SHORT TASK:
Give the listing again character for character, but drop the images.

[Figure collection entries]
+ + + +

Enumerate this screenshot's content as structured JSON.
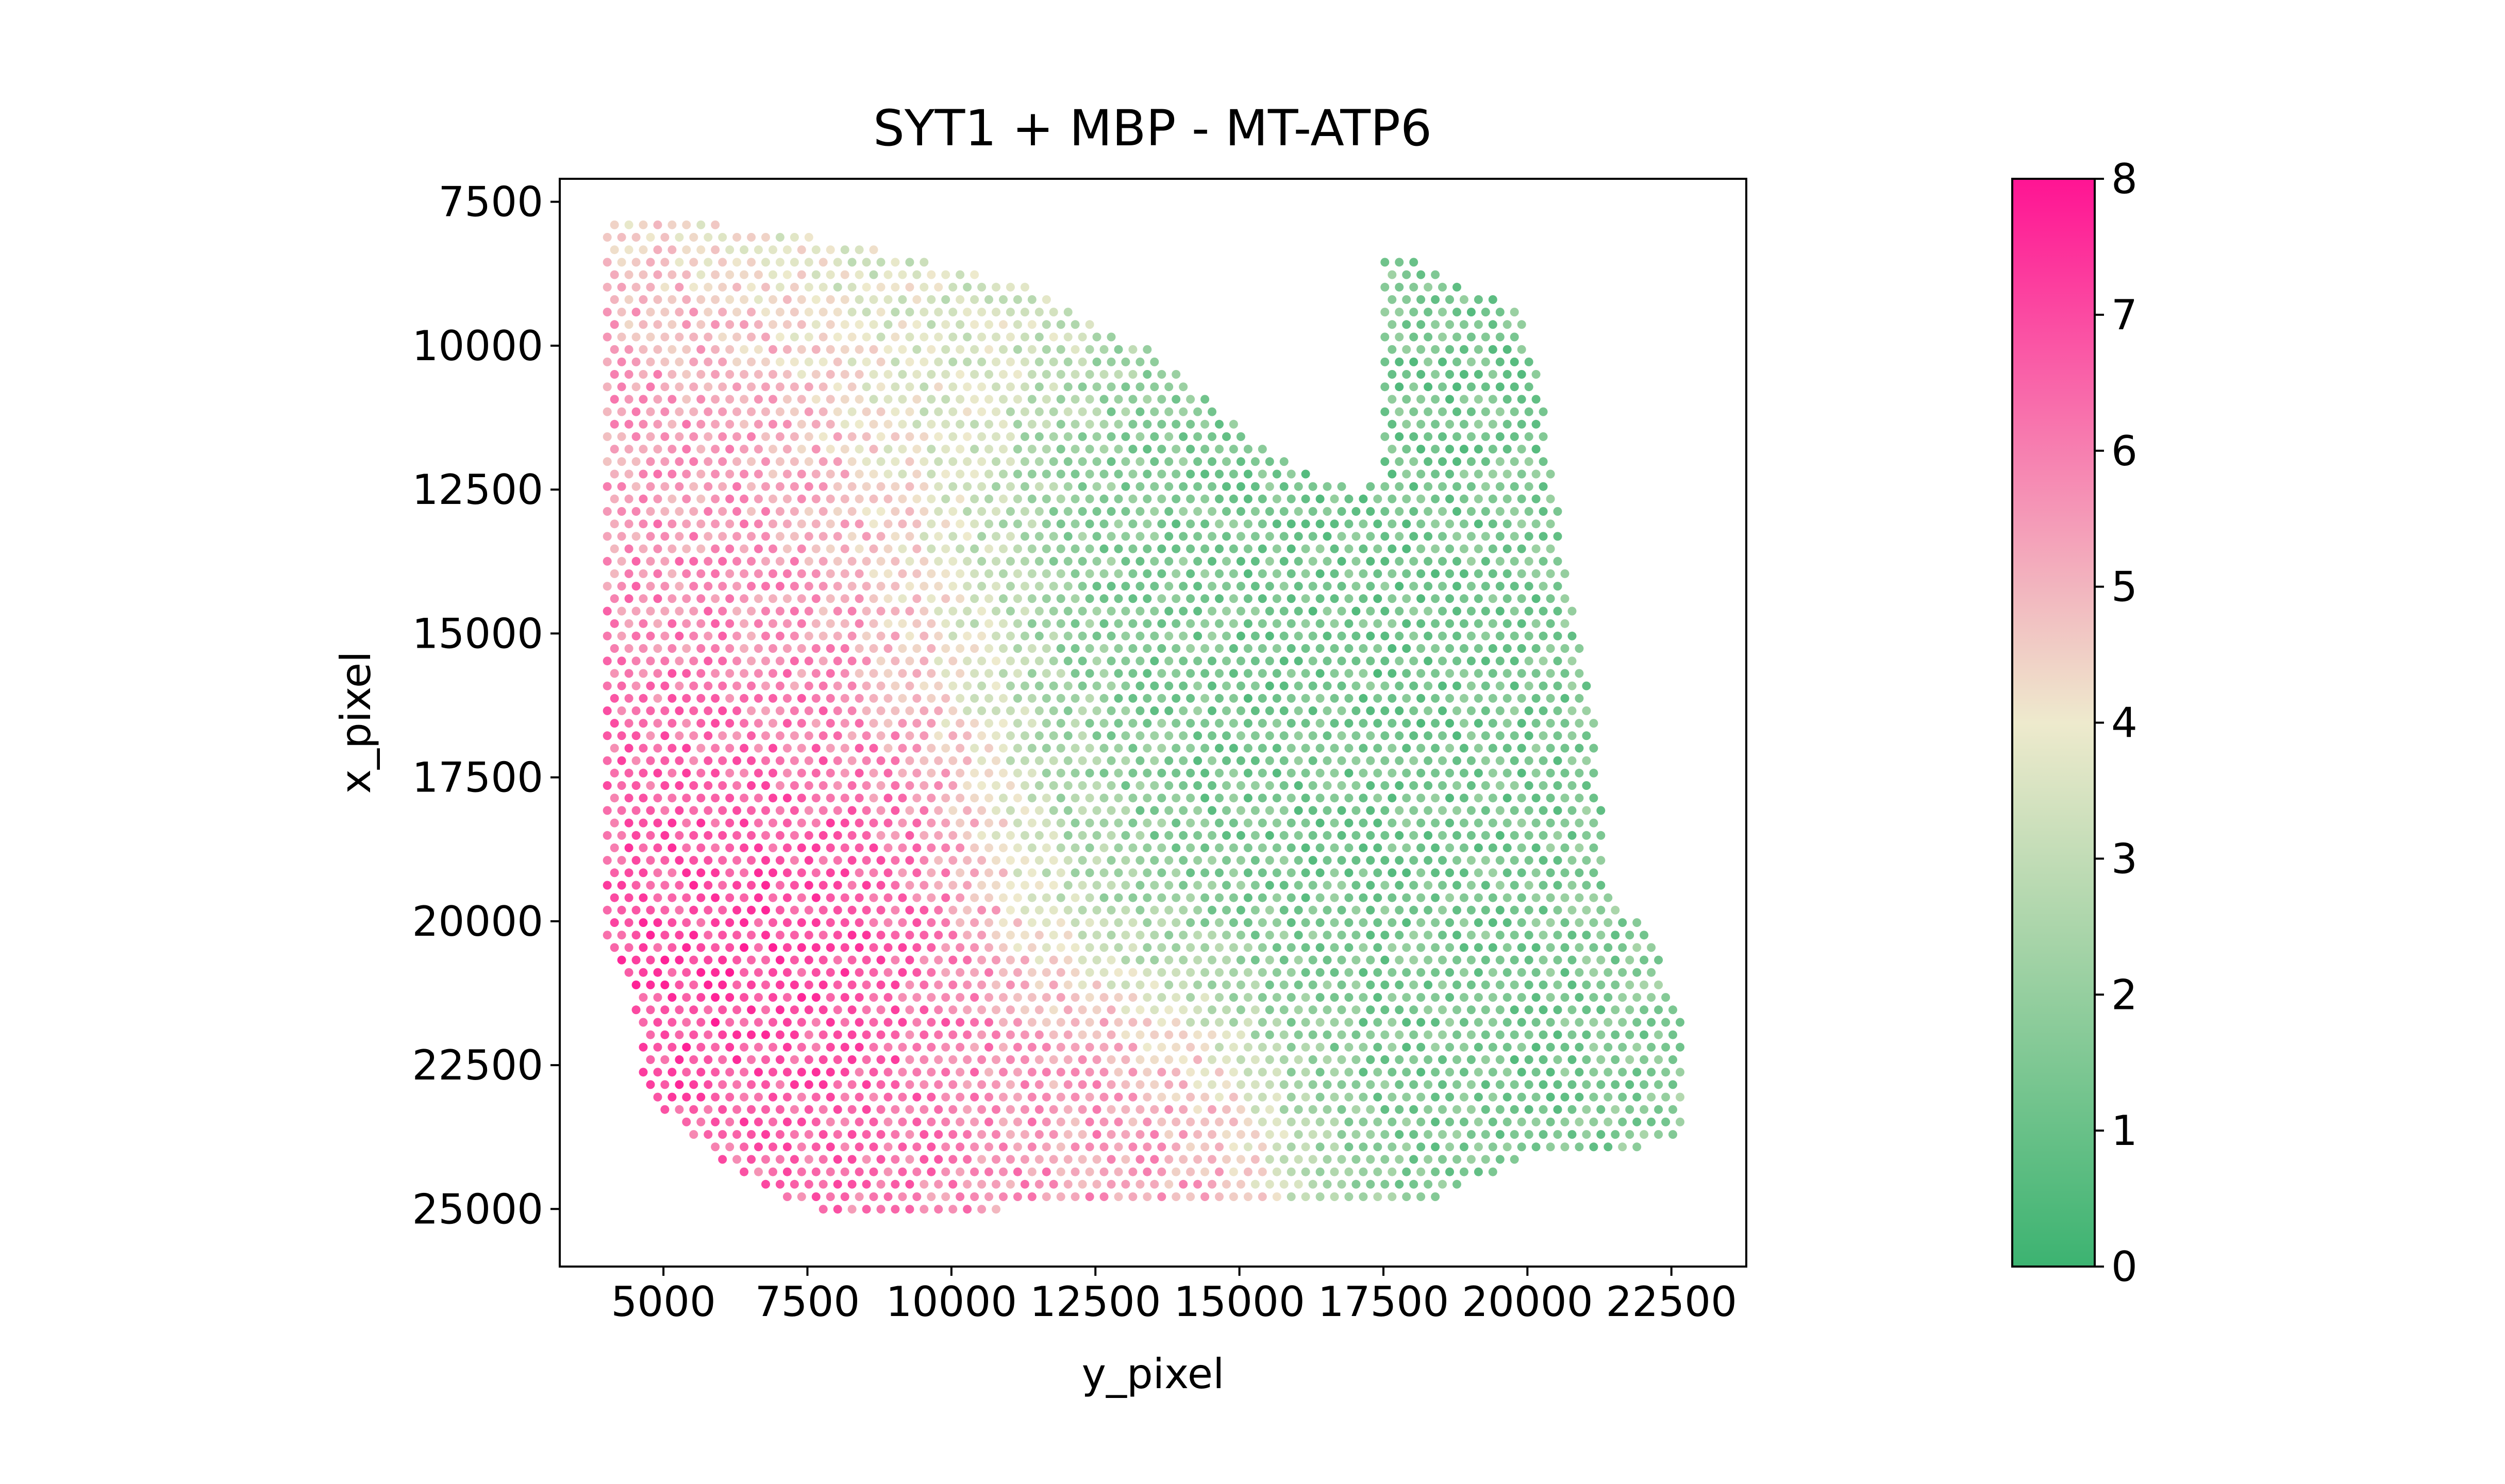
{
  "chart_data": {
    "type": "scatter",
    "title": "SYT1 + MBP - MT-ATP6",
    "xlabel": "y_pixel",
    "ylabel": "x_pixel",
    "xlim": [
      3200,
      23800
    ],
    "ylim": [
      26000,
      7100
    ],
    "y_inverted": true,
    "x_ticks": [
      "5000",
      "7500",
      "10000",
      "12500",
      "15000",
      "17500",
      "20000",
      "22500"
    ],
    "x_tick_values": [
      5000,
      7500,
      10000,
      12500,
      15000,
      17500,
      20000,
      22500
    ],
    "y_ticks": [
      "7500",
      "10000",
      "12500",
      "15000",
      "17500",
      "20000",
      "22500",
      "25000"
    ],
    "y_tick_values": [
      7500,
      10000,
      12500,
      15000,
      17500,
      20000,
      22500,
      25000
    ],
    "grid": false,
    "spot_spacing": 250,
    "colorbar": {
      "min": 0,
      "max": 8,
      "ticks": [
        "0",
        "1",
        "2",
        "3",
        "4",
        "5",
        "6",
        "7",
        "8"
      ],
      "tick_values": [
        0,
        1,
        2,
        3,
        4,
        5,
        6,
        7,
        8
      ],
      "colors": [
        "#3cb371",
        "#eeeacd",
        "#ff1493"
      ]
    },
    "tissue_outline": [
      [
        4000,
        7900
      ],
      [
        6000,
        7900
      ],
      [
        8300,
        8200
      ],
      [
        11200,
        8900
      ],
      [
        13500,
        10100
      ],
      [
        15600,
        11900
      ],
      [
        16500,
        12300
      ],
      [
        17000,
        12500
      ],
      [
        17500,
        12300
      ],
      [
        17500,
        8300
      ],
      [
        19900,
        9400
      ],
      [
        20300,
        11100
      ],
      [
        20600,
        13400
      ],
      [
        20900,
        15000
      ],
      [
        21200,
        16600
      ],
      [
        21400,
        19500
      ],
      [
        22100,
        20200
      ],
      [
        22700,
        21600
      ],
      [
        22700,
        23700
      ],
      [
        21700,
        24000
      ],
      [
        20000,
        24100
      ],
      [
        18500,
        24800
      ],
      [
        16000,
        25000
      ],
      [
        14000,
        25000
      ],
      [
        11000,
        25000
      ],
      [
        9000,
        25200
      ],
      [
        7500,
        25000
      ],
      [
        6200,
        24300
      ],
      [
        4600,
        23000
      ],
      [
        4500,
        21300
      ],
      [
        4000,
        20500
      ]
    ],
    "hotspots": [
      {
        "x": 5800,
        "y": 20800,
        "value": 7.8,
        "radius": 3200
      },
      {
        "x": 4300,
        "y": 17500,
        "value": 6.6,
        "radius": 3500
      },
      {
        "x": 4800,
        "y": 12500,
        "value": 5.8,
        "radius": 3000
      },
      {
        "x": 8500,
        "y": 23600,
        "value": 6.6,
        "radius": 2200
      },
      {
        "x": 12500,
        "y": 24300,
        "value": 5.8,
        "radius": 2200
      },
      {
        "x": 17500,
        "y": 16500,
        "value": 0.9,
        "radius": 3800
      },
      {
        "x": 18400,
        "y": 10500,
        "value": 1.0,
        "radius": 2500
      },
      {
        "x": 14600,
        "y": 11800,
        "value": 1.2,
        "radius": 2500
      },
      {
        "x": 19500,
        "y": 22500,
        "value": 1.1,
        "radius": 2600
      },
      {
        "x": 10500,
        "y": 8500,
        "value": 3.6,
        "radius": 2800
      }
    ]
  }
}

+ + + +

FINAL RESULT:
Enumerate this screenshot's content as structured JSON.
{
  "chart_data": {
    "type": "scatter",
    "title": "SYT1 + MBP - MT-ATP6",
    "xlabel": "y_pixel",
    "ylabel": "x_pixel",
    "xlim": [
      3200,
      23800
    ],
    "ylim": [
      26000,
      7100
    ],
    "y_inverted": true,
    "x_ticks": [
      "5000",
      "7500",
      "10000",
      "12500",
      "15000",
      "17500",
      "20000",
      "22500"
    ],
    "x_tick_values": [
      5000,
      7500,
      10000,
      12500,
      15000,
      17500,
      20000,
      22500
    ],
    "y_ticks": [
      "7500",
      "10000",
      "12500",
      "15000",
      "17500",
      "20000",
      "22500",
      "25000"
    ],
    "y_tick_values": [
      7500,
      10000,
      12500,
      15000,
      17500,
      20000,
      22500,
      25000
    ],
    "grid": false,
    "spot_spacing": 250,
    "colorbar": {
      "min": 0,
      "max": 8,
      "ticks": [
        "0",
        "1",
        "2",
        "3",
        "4",
        "5",
        "6",
        "7",
        "8"
      ],
      "tick_values": [
        0,
        1,
        2,
        3,
        4,
        5,
        6,
        7,
        8
      ],
      "colors": [
        "#3cb371",
        "#eeeacd",
        "#ff1493"
      ]
    },
    "tissue_outline": [
      [
        4000,
        7900
      ],
      [
        6000,
        7900
      ],
      [
        8300,
        8200
      ],
      [
        11200,
        8900
      ],
      [
        13500,
        10100
      ],
      [
        15600,
        11900
      ],
      [
        16500,
        12300
      ],
      [
        17000,
        12500
      ],
      [
        17500,
        12300
      ],
      [
        17500,
        8300
      ],
      [
        19900,
        9400
      ],
      [
        20300,
        11100
      ],
      [
        20600,
        13400
      ],
      [
        20900,
        15000
      ],
      [
        21200,
        16600
      ],
      [
        21400,
        19500
      ],
      [
        22100,
        20200
      ],
      [
        22700,
        21600
      ],
      [
        22700,
        23700
      ],
      [
        21700,
        24000
      ],
      [
        20000,
        24100
      ],
      [
        18500,
        24800
      ],
      [
        16000,
        25000
      ],
      [
        14000,
        25000
      ],
      [
        11000,
        25000
      ],
      [
        9000,
        25200
      ],
      [
        7500,
        25000
      ],
      [
        6200,
        24300
      ],
      [
        4600,
        23000
      ],
      [
        4500,
        21300
      ],
      [
        4000,
        20500
      ]
    ],
    "hotspots": [
      {
        "x": 5800,
        "y": 20800,
        "value": 7.8,
        "radius": 3200
      },
      {
        "x": 4300,
        "y": 17500,
        "value": 6.6,
        "radius": 3500
      },
      {
        "x": 4800,
        "y": 12500,
        "value": 5.8,
        "radius": 3000
      },
      {
        "x": 8500,
        "y": 23600,
        "value": 6.6,
        "radius": 2200
      },
      {
        "x": 12500,
        "y": 24300,
        "value": 5.8,
        "radius": 2200
      },
      {
        "x": 17500,
        "y": 16500,
        "value": 0.9,
        "radius": 3800
      },
      {
        "x": 18400,
        "y": 10500,
        "value": 1.0,
        "radius": 2500
      },
      {
        "x": 14600,
        "y": 11800,
        "value": 1.2,
        "radius": 2500
      },
      {
        "x": 19500,
        "y": 22500,
        "value": 1.1,
        "radius": 2600
      },
      {
        "x": 10500,
        "y": 8500,
        "value": 3.6,
        "radius": 2800
      }
    ]
  }
}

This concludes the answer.